» GOAL
Reproduce the lines of the material exactly, excluding every image.

===== PROVIDED DATA =====

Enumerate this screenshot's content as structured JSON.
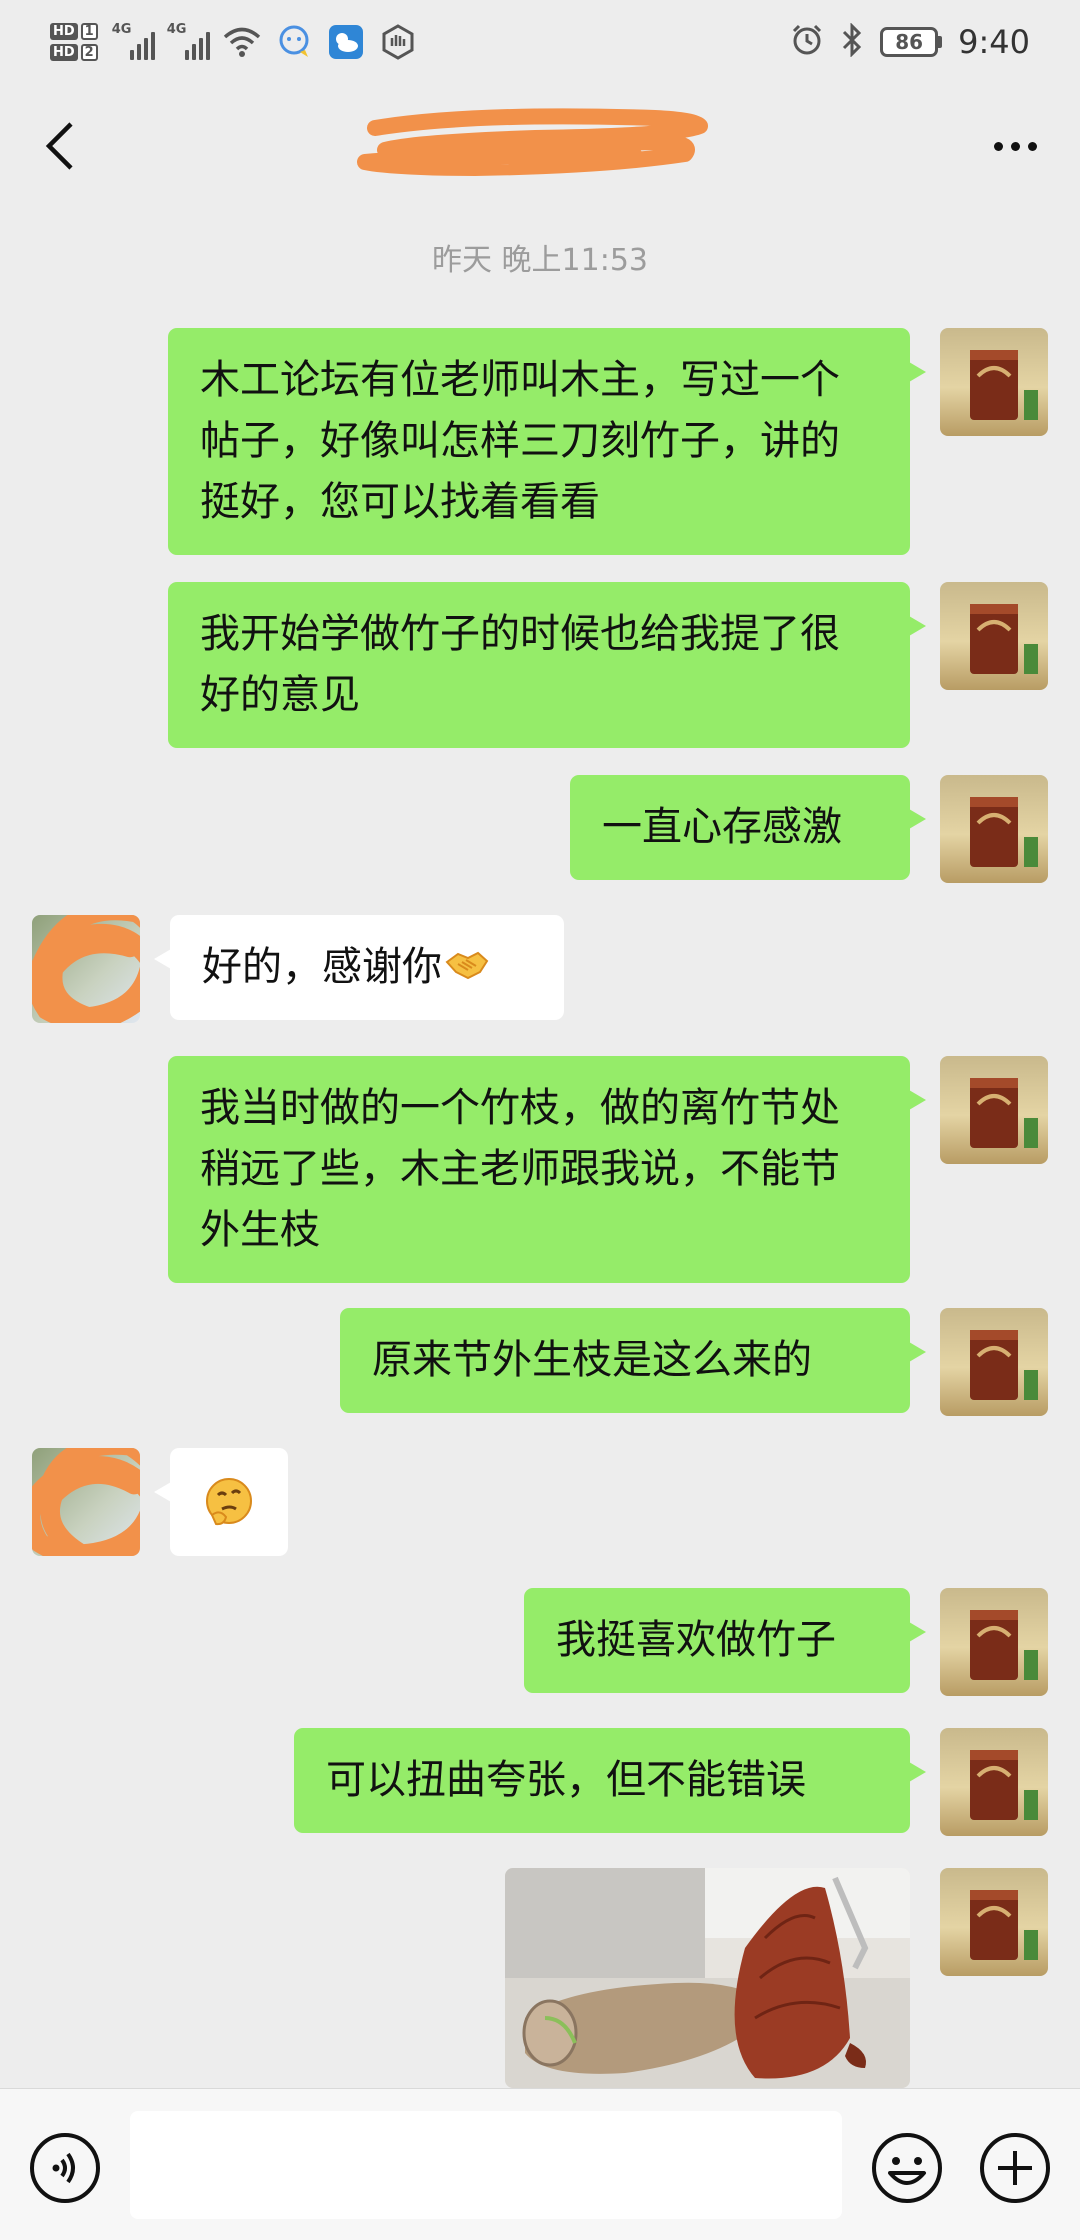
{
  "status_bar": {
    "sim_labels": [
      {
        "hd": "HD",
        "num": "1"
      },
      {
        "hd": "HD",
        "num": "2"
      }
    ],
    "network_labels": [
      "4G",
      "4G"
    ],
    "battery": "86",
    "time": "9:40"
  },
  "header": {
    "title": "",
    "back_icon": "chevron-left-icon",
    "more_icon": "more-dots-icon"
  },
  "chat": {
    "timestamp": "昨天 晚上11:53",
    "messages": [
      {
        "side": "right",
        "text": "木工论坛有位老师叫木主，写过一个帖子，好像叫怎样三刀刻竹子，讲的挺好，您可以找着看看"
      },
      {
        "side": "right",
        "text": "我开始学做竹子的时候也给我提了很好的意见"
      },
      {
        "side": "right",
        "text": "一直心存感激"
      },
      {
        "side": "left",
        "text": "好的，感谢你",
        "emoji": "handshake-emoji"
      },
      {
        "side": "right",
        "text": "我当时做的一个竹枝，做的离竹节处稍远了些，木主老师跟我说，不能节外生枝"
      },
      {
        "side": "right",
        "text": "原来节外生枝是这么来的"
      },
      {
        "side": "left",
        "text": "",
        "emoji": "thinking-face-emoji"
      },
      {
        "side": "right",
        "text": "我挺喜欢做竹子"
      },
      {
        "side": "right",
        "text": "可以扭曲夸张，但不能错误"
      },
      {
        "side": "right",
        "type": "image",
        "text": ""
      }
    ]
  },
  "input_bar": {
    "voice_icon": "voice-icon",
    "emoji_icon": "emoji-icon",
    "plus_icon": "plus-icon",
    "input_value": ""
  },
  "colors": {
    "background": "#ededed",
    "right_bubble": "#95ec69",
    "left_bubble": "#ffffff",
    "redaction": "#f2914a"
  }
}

=====

» REPLY
Enumerate this screenshot's content as structured JSON.
{
  "status_bar": {
    "sim_labels": [
      {
        "hd": "HD",
        "num": "1"
      },
      {
        "hd": "HD",
        "num": "2"
      }
    ],
    "network_labels": [
      "4G",
      "4G"
    ],
    "battery": "86",
    "time": "9:40"
  },
  "header": {
    "title": "",
    "back_icon": "chevron-left-icon",
    "more_icon": "more-dots-icon"
  },
  "chat": {
    "timestamp": "昨天 晚上11:53",
    "messages": [
      {
        "side": "right",
        "text": "木工论坛有位老师叫木主，写过一个帖子，好像叫怎样三刀刻竹子，讲的挺好，您可以找着看看"
      },
      {
        "side": "right",
        "text": "我开始学做竹子的时候也给我提了很好的意见"
      },
      {
        "side": "right",
        "text": "一直心存感激"
      },
      {
        "side": "left",
        "text": "好的，感谢你",
        "emoji": "handshake-emoji"
      },
      {
        "side": "right",
        "text": "我当时做的一个竹枝，做的离竹节处稍远了些，木主老师跟我说，不能节外生枝"
      },
      {
        "side": "right",
        "text": "原来节外生枝是这么来的"
      },
      {
        "side": "left",
        "text": "",
        "emoji": "thinking-face-emoji"
      },
      {
        "side": "right",
        "text": "我挺喜欢做竹子"
      },
      {
        "side": "right",
        "text": "可以扭曲夸张，但不能错误"
      },
      {
        "side": "right",
        "type": "image",
        "text": ""
      }
    ]
  },
  "input_bar": {
    "voice_icon": "voice-icon",
    "emoji_icon": "emoji-icon",
    "plus_icon": "plus-icon",
    "input_value": ""
  },
  "colors": {
    "background": "#ededed",
    "right_bubble": "#95ec69",
    "left_bubble": "#ffffff",
    "redaction": "#f2914a"
  }
}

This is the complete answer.